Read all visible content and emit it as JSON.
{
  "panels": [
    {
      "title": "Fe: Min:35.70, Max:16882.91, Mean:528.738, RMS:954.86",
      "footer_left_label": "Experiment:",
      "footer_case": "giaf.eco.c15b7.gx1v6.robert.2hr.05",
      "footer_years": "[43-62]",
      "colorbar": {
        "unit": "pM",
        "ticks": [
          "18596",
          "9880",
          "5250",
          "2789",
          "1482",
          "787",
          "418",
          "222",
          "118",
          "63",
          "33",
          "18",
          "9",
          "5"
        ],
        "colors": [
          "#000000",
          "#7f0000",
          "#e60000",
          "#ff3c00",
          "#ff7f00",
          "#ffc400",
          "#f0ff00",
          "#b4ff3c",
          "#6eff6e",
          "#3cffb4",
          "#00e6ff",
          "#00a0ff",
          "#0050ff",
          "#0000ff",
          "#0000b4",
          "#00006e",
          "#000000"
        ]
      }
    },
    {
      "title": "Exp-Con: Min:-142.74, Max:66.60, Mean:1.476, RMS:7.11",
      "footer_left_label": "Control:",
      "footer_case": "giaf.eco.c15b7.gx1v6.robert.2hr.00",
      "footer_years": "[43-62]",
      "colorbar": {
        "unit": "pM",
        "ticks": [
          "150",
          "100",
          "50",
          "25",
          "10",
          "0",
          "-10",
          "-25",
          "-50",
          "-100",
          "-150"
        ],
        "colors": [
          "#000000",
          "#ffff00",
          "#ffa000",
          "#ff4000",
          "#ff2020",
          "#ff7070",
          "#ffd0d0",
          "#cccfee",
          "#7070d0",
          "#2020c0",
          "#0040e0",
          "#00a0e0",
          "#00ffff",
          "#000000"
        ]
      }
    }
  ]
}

...

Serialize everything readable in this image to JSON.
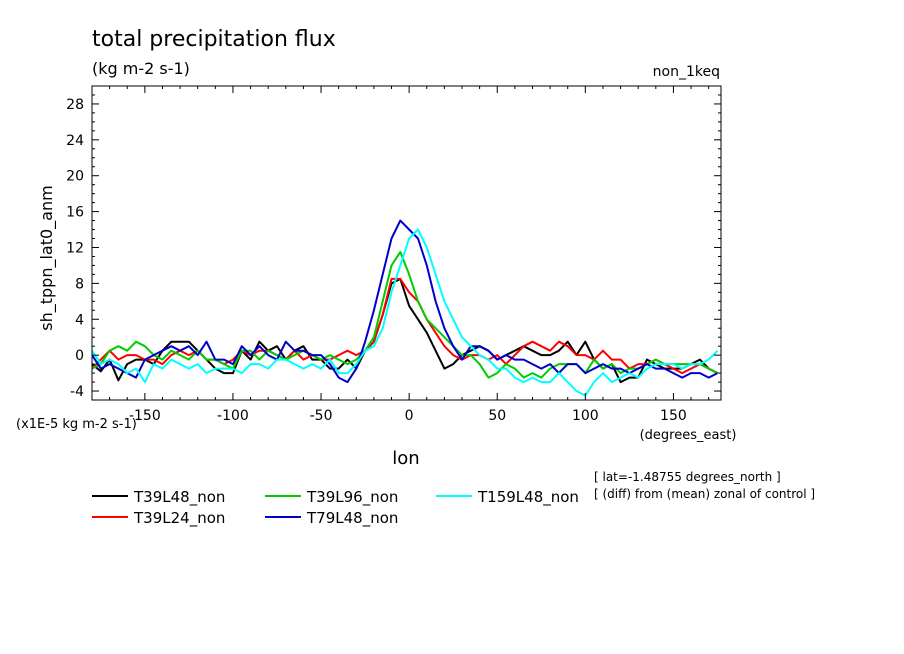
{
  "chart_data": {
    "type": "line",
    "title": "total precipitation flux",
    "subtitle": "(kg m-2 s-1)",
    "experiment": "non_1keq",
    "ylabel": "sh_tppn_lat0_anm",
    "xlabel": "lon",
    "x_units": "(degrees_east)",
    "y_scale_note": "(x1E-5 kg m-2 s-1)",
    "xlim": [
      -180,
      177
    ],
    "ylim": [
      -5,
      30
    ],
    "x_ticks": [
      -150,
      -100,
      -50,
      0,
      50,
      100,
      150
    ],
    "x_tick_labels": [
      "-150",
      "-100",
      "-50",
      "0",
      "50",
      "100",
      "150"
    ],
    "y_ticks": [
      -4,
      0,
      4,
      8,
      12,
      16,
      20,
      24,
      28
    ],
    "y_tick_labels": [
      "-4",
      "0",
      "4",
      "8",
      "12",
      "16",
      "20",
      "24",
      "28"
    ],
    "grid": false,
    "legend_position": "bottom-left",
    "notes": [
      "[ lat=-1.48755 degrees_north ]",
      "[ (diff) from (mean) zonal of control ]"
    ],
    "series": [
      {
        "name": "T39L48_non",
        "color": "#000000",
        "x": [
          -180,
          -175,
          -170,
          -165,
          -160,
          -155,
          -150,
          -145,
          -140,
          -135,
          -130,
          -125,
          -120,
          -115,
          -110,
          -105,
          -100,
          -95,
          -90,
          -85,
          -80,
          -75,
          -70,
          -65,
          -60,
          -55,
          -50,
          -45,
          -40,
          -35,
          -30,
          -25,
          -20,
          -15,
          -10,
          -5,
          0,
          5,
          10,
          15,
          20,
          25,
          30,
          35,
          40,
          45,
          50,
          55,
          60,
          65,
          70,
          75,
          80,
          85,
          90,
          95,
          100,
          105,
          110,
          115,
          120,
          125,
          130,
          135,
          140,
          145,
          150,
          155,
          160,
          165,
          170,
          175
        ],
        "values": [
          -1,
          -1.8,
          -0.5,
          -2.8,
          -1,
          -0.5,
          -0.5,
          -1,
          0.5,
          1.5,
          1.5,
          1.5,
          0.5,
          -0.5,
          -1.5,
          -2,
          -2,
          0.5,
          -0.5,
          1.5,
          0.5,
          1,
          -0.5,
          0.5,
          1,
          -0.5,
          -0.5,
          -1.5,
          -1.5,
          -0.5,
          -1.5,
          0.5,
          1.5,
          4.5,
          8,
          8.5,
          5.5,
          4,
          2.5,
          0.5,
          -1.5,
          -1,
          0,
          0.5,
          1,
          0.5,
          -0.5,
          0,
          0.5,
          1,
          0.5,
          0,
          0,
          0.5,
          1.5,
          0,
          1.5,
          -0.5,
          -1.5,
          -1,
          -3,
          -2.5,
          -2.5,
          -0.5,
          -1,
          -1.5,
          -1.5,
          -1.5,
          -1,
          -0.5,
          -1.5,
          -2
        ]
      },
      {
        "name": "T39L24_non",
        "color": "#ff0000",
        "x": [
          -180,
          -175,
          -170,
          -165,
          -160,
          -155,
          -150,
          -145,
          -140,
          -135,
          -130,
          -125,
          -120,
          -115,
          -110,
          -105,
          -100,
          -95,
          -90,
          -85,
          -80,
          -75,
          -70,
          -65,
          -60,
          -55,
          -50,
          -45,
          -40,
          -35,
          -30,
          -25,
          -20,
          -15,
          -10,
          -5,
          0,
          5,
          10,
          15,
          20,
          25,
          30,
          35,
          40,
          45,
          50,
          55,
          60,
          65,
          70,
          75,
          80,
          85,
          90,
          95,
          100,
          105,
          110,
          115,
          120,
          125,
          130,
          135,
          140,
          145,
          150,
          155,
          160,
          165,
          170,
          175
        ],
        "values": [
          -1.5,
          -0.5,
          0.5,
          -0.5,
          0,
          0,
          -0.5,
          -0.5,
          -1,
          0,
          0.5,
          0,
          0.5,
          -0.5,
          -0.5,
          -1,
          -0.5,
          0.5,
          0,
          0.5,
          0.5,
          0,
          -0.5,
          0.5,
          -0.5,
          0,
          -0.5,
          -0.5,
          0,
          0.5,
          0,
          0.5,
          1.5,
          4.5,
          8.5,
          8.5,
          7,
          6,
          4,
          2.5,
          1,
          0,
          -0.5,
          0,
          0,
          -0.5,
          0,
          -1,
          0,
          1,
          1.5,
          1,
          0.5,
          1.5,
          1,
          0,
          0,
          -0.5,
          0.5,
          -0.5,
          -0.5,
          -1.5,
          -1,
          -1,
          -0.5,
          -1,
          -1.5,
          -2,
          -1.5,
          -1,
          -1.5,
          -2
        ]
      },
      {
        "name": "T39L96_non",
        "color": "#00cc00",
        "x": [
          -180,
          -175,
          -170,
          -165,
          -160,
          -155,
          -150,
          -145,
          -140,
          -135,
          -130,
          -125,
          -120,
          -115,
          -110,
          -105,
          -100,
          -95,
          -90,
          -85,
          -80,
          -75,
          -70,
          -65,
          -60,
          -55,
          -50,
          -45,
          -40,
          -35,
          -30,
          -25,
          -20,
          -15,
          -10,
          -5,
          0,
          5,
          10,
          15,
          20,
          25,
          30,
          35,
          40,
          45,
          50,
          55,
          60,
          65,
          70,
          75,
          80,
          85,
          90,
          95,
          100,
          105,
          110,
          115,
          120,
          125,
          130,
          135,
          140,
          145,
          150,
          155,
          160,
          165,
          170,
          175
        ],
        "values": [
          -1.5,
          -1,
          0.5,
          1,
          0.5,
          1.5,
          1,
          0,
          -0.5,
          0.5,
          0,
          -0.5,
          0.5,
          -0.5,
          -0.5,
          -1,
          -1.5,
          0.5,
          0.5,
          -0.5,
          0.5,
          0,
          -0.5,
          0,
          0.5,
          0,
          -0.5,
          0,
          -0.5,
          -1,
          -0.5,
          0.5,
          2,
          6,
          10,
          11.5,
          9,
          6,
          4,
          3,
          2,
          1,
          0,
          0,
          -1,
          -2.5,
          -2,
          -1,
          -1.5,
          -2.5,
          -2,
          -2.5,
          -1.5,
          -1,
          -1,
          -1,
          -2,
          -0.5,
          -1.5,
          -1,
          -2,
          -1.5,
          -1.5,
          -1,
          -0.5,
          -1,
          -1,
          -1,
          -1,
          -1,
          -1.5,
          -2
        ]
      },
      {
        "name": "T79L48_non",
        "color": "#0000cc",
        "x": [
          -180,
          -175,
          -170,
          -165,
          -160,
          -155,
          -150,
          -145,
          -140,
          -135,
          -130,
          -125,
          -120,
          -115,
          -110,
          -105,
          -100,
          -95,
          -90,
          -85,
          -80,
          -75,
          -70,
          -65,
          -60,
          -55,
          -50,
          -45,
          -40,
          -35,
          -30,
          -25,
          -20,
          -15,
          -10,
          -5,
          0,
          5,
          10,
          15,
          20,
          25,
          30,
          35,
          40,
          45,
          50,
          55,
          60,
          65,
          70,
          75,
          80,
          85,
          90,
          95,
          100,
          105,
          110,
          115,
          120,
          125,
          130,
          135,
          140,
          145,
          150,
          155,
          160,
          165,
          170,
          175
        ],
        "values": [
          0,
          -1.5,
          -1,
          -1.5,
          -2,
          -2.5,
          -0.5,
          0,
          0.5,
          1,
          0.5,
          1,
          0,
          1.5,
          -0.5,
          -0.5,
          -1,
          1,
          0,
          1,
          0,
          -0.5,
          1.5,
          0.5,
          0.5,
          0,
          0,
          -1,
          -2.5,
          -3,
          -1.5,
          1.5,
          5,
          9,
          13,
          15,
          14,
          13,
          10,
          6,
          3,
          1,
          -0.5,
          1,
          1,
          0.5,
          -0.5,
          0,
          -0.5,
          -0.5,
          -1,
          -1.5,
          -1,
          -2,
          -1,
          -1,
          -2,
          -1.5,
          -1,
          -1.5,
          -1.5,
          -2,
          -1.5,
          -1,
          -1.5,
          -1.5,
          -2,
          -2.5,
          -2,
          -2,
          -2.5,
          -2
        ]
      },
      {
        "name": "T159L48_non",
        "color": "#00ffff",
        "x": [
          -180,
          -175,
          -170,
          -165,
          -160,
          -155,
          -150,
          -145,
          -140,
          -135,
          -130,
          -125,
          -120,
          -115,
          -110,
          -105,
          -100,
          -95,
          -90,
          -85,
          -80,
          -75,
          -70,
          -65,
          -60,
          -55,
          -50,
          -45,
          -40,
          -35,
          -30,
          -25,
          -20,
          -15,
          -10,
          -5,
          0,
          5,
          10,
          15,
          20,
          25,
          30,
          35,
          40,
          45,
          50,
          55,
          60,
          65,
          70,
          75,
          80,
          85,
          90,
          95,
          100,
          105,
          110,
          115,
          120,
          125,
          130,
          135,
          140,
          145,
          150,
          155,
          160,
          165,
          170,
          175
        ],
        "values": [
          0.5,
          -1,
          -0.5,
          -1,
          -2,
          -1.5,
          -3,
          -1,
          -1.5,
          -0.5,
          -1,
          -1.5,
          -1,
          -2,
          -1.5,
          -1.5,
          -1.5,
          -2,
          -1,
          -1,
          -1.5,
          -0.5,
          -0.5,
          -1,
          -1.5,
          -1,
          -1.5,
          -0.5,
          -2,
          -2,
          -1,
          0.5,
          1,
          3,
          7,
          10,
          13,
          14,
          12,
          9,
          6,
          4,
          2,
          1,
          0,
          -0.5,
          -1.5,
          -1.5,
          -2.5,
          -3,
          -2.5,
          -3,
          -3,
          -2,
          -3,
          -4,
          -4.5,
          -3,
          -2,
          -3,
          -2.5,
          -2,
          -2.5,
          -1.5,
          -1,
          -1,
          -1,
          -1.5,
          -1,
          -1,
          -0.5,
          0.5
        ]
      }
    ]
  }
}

---

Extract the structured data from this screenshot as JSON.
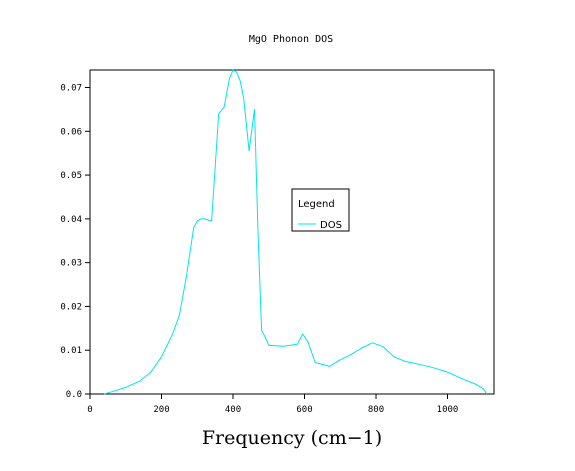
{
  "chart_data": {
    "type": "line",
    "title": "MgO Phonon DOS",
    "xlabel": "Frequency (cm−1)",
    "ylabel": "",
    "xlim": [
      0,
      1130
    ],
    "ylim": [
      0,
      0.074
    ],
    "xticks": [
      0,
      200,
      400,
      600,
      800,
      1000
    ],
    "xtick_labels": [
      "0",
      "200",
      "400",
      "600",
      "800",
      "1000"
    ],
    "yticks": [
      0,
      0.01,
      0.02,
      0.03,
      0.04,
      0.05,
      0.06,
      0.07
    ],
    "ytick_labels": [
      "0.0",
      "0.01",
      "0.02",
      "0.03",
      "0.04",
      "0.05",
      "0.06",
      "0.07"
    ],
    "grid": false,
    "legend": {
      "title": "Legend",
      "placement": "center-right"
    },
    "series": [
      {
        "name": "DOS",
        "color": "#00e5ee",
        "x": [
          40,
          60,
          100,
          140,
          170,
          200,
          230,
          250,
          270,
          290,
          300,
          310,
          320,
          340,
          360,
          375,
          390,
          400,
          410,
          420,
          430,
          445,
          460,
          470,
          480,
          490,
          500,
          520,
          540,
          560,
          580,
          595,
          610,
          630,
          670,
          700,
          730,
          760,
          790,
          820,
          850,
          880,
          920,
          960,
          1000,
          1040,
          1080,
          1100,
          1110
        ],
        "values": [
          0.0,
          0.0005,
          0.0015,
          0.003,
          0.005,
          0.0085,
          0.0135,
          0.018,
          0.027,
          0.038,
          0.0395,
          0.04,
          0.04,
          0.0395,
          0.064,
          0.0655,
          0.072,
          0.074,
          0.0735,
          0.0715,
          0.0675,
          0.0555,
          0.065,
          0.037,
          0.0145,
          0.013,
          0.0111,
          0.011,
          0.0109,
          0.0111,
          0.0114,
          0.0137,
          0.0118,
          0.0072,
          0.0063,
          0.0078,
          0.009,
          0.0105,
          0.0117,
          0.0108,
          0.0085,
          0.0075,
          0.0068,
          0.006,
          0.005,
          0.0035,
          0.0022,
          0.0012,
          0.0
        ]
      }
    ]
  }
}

■ **Aim**
In the entries above, locate every line with the word "JSON" and copy it.

■ **Result**
Read all visible content and emit it as JSON.
Serialize everything readable in this image to JSON.
Extract the structured data from this screenshot as JSON.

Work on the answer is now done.